Testo proposto –
___
Tra ruspa e realtà

Salvini vellica gli istinti meno nobili degli italiani e vede che la tecnica funziona alla grande nel ritorno elettorale: se si votasse oggi, grazie alla doppietta respingimento Aquarius-censimento dei Rom, la Lega sarebbe il primo partito. Il leader della destra nazionale fa leva sul risentimento di larga parte dell’elettorato verso la politica-establishment: stremati dagli effetti della crisi economica, impauriti dall’arrivo di altri esseri umani dalla pelle scura senza lavoro e fuori controllo, spaventati dinanzi a un futuro che ha portato la classe media di un tempo appena al di sopra della soglia di povertà, gli italiani esigono a larghissima maggioranza un cambio di rotta del governo e – sperano – delle proprie esistenze.
 
Sfortunatamente, si tratta in gran parte di illusioni destinate a infrangersi nel confronto con il mondo reale. E’ sufficiente ascoltare il ministro Tria quando ripete l’ovvietà che qualsiasi ministro pronuncerebbe al suo posto: un piano robusto di interventi pubblici, di rilancio dell’economia, di detassazione del lavoro, di sostegno al welfare e di riforma dell’assetto previdenziale non può avvenire al di fuori di una politica di bilancio sostenibile. Il che significa calo del debito pubblico e rafforzamento della crescita interna (che invece stenta e non regge il già fragile segno più degli ultimi anni).
___
Informazioni fornite –
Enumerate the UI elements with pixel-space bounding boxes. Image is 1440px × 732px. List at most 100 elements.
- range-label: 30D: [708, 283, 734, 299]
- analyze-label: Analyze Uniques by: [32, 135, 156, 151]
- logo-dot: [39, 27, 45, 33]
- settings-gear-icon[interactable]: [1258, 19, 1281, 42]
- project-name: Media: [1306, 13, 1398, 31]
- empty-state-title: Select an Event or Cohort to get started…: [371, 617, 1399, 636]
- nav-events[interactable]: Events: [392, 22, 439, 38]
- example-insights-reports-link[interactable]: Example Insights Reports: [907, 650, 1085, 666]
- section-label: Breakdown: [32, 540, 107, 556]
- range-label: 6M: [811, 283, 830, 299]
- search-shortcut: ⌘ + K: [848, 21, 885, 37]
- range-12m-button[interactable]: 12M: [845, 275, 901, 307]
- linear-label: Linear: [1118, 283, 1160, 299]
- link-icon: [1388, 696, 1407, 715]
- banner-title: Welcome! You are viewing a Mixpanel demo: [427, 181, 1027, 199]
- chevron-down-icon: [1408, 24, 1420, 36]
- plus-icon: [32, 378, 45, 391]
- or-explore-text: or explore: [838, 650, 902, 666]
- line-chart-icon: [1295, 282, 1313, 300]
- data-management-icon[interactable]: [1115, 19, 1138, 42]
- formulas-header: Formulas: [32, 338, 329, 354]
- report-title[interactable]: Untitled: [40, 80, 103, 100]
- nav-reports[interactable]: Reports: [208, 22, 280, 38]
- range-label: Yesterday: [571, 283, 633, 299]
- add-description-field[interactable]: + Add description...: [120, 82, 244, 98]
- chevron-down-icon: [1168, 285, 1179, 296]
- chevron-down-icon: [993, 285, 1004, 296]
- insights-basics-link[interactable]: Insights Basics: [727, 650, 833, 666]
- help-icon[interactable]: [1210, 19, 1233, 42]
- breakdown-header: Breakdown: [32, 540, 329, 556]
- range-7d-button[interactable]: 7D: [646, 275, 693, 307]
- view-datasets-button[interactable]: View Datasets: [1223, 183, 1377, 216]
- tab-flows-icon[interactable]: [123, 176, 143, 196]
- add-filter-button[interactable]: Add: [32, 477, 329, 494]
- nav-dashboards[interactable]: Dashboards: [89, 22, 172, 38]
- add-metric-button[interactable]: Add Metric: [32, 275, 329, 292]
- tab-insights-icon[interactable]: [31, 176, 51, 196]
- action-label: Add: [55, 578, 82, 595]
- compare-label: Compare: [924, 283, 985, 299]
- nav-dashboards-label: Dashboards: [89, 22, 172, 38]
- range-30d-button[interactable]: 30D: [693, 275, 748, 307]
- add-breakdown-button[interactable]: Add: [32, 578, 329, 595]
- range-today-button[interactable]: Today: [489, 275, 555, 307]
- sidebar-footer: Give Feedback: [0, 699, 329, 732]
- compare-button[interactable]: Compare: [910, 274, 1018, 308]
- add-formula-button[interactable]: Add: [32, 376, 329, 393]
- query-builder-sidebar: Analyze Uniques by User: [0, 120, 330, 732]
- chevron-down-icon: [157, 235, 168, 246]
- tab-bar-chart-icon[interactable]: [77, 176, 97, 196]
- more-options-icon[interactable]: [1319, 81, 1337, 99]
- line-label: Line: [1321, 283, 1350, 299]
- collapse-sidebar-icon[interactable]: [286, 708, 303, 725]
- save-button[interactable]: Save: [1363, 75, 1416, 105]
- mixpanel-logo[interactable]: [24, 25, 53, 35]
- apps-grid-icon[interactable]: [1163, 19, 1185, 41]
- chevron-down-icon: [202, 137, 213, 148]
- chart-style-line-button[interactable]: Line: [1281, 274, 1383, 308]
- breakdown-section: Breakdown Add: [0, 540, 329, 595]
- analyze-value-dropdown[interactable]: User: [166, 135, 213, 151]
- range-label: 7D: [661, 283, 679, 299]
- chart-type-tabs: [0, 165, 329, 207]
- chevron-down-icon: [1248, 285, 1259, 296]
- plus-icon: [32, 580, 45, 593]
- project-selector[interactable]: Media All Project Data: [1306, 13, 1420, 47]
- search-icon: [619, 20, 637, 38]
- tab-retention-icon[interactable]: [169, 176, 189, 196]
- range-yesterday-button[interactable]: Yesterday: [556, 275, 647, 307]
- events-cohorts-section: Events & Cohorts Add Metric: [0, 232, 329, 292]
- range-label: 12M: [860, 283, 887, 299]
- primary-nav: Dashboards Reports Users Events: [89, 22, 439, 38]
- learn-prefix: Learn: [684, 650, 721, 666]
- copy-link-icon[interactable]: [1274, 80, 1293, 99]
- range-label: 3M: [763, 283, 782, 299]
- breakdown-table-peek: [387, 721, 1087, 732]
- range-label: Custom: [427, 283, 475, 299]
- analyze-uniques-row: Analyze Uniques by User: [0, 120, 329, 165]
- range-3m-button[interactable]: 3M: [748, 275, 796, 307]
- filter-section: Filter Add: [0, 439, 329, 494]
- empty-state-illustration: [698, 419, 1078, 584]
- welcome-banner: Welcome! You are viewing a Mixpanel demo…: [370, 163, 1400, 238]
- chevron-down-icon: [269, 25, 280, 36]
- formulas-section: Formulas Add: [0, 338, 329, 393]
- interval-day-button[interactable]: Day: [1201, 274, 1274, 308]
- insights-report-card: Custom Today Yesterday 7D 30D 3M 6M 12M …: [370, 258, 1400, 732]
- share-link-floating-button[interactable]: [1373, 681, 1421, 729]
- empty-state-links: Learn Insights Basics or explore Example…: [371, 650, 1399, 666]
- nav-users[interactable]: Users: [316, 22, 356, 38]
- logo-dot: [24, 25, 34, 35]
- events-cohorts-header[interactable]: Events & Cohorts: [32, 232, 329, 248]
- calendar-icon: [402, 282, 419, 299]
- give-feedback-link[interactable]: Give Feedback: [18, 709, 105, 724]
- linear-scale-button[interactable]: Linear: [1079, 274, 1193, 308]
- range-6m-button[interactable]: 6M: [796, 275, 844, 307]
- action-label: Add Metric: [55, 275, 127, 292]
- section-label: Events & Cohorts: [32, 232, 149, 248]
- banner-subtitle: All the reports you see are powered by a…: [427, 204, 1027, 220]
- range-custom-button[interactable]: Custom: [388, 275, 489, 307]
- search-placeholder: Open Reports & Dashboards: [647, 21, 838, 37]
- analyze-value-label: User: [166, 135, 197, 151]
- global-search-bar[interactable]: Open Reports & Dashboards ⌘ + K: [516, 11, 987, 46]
___
Compiti da svolgere –
1/ Rispondi a queste domande sul commento su Salvini:
(a) Quale partito sarebbe il primo se si votasse oggi?
(b) Quali due iniziative compongono la "doppietta" citata nel testo?
(c) Quale ministro viene nominato come autore di un'"ovvietà"?
2/ Prosegui il commento su Salvini a partire dall'ultima frase riportata.
Per svolgere i compiti non occorre consultare il materiale.

Risposte ai compiti –
1/
(a) La Lega.
(b) Il respingimento dell'Aquarius e il censimento dei Rom.
(c) Il ministro Tria.

2/
 
Cosicché la grande questione delle migrazioni intercontinentali e la faglia mediterranea, comprese le conseguenze sociali generali e particolari che impattano direttamente in territorio italiano, rischia di scivolare nella rissa permanente della politica quotidiana senza che il dibattito pubblico (e i programmi politici) si occupi con misure concrete dei problemi degli italiani. I quali – anche su questo i sondaggi non lasciano dubbi – mettono al primo posto tra i problemi che il governo dovrebbe contribuire a risolvere la situazione economica (sistema fiscale compreso).
 
Da decenni la Lega promette ruspe, ordine, disciplina e deportazioni epocali di clandestini. Siccome abbiamo la memoria corta, tendiamo a ignorare che il famigerato Trattato di Dublino che ha di fatto trasformato l’Italia nella prima terra disponibile ad accogliere i profughi dal Nordafrica venne firmato da un governo di centrodestra, e che la clandestinità come reato fu introdotta dalla legge Bossi-Fini.
 
Soprattutto, anche a causa di media corrivi in cerca di facili ascolti, preferiamo buttarla in caciara anziché studiare i fondamentali.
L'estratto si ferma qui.